--- ENTRIES SHOWN ---
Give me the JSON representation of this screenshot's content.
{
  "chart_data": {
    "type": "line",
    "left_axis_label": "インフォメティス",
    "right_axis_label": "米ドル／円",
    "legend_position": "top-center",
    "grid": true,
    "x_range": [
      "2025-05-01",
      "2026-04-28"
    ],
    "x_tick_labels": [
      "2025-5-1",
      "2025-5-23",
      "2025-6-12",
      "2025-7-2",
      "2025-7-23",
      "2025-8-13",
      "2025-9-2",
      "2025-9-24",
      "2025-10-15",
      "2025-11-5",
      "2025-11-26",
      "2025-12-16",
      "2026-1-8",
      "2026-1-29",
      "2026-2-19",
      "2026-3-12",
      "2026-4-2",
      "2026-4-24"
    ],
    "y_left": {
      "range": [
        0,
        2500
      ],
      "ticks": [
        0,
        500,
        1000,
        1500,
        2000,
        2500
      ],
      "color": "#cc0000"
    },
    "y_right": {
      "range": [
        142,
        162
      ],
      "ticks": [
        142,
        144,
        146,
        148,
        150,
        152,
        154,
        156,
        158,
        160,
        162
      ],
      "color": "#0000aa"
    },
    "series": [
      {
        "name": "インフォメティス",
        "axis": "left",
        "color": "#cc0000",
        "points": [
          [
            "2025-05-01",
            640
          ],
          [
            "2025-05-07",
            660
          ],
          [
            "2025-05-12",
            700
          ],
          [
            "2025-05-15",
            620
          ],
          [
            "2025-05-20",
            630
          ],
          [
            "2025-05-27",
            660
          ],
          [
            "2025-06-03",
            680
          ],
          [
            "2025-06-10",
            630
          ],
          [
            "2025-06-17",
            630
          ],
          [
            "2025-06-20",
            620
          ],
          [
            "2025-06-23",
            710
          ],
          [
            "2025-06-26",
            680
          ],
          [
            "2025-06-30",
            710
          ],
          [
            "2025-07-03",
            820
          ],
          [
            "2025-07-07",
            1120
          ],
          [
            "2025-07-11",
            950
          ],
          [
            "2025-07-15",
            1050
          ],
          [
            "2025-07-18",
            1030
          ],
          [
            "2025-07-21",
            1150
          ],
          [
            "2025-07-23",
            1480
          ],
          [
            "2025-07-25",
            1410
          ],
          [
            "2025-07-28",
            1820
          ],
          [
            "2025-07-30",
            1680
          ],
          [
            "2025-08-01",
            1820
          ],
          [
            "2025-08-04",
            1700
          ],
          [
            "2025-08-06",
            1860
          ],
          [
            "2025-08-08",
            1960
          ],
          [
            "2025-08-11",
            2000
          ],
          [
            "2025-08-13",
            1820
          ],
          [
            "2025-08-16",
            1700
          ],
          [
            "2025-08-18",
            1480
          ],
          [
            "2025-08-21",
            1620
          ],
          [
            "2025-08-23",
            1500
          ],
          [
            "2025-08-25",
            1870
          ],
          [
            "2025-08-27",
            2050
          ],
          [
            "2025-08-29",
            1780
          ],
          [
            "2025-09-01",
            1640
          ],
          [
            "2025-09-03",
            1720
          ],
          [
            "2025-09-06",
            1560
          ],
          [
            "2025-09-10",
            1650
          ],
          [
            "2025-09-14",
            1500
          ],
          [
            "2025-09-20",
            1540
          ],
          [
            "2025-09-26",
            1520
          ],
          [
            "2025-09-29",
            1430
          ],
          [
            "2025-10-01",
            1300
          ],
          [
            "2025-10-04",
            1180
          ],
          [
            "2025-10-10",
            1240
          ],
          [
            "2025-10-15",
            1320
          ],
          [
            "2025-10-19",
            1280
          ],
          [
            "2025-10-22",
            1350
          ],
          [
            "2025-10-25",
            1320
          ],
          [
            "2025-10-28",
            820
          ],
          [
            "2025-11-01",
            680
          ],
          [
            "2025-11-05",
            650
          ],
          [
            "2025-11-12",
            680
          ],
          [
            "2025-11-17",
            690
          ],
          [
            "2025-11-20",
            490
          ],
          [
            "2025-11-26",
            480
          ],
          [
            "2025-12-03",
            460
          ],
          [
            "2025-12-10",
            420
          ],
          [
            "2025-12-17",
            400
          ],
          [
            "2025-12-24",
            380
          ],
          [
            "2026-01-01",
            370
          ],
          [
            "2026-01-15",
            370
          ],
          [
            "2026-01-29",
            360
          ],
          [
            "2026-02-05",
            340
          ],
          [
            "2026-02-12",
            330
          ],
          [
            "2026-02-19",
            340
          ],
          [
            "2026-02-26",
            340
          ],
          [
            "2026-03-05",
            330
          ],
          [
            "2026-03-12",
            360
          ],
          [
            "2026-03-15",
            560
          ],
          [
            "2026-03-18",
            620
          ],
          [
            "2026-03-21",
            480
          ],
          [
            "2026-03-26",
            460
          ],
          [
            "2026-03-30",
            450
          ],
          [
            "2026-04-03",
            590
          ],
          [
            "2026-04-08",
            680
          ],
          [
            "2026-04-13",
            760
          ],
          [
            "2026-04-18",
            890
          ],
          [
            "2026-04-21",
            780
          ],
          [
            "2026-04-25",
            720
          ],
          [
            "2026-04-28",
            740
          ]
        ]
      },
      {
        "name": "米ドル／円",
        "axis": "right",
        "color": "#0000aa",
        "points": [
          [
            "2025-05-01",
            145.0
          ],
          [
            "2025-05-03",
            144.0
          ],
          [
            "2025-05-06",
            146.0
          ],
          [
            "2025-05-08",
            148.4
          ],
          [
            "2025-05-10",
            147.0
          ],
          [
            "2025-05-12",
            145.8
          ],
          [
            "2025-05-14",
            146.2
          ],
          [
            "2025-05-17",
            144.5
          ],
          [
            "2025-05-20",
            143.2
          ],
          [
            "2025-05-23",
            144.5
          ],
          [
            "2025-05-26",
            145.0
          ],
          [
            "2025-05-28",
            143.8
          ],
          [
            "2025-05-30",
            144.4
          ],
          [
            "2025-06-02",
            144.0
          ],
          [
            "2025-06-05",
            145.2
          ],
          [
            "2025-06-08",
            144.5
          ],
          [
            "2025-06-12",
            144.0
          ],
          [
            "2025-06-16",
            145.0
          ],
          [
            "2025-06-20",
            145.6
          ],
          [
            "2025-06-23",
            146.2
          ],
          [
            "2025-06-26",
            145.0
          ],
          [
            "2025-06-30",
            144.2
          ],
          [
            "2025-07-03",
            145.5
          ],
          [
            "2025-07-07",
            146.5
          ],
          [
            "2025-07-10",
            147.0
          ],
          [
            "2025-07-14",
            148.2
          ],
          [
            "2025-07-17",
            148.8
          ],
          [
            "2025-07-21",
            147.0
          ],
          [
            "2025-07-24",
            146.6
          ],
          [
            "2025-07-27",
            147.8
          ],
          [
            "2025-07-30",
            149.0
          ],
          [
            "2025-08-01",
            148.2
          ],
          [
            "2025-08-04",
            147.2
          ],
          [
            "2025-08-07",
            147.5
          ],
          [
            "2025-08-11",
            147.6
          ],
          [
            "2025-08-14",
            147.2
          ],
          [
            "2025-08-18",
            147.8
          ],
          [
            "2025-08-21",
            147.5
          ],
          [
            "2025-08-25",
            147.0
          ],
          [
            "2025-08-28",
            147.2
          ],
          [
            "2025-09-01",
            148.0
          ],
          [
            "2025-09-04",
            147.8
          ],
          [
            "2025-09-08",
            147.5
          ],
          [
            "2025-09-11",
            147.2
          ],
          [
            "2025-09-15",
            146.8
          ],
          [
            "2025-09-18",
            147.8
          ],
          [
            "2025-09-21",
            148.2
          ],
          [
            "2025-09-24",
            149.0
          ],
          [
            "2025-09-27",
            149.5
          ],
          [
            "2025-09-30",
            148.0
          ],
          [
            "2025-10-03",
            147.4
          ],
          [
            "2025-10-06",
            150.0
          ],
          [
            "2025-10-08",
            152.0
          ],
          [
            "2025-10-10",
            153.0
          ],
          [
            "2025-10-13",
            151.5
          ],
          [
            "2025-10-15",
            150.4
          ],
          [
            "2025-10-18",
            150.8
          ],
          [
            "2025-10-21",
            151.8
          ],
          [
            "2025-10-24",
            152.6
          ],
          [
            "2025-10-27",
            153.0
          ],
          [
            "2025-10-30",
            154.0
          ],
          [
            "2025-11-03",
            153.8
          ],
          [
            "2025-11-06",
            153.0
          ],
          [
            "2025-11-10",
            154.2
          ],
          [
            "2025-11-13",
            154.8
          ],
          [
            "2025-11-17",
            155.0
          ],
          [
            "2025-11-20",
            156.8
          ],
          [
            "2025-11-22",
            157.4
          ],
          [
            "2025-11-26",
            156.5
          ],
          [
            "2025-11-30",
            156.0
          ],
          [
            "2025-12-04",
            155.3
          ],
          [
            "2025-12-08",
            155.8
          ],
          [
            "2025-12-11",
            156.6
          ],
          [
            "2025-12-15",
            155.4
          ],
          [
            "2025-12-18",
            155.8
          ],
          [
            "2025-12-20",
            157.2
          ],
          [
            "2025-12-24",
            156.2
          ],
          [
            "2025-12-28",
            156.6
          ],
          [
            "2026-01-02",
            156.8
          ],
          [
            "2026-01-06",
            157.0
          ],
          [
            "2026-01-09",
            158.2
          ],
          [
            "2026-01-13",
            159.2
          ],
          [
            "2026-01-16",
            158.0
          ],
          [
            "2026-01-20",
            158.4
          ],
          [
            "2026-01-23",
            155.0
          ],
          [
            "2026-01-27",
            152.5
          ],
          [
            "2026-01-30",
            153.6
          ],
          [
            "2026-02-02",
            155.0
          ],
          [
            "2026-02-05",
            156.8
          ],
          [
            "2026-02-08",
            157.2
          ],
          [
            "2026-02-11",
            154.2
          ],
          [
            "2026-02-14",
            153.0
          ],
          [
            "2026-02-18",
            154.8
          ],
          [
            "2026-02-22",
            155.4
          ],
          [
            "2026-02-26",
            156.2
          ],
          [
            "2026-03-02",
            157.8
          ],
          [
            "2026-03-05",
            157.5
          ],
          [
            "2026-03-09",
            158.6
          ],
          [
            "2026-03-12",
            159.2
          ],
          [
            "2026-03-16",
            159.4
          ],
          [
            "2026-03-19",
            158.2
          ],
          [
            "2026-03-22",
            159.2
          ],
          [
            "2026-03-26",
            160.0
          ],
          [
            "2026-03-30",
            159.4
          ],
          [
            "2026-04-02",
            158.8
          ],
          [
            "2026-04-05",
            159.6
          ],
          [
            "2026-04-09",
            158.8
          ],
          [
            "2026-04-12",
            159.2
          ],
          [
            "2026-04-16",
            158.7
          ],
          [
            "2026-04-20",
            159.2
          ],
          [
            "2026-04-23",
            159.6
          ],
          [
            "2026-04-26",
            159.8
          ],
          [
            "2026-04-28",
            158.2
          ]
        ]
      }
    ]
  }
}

--- TO DO ---
Pick out every line of the listing containing the word "color", and show those lines.

--- FINISHED TASK ---
      "color": "#cc0000"
      "color": "#0000aa"
        "color": "#cc0000",
        "color": "#0000aa",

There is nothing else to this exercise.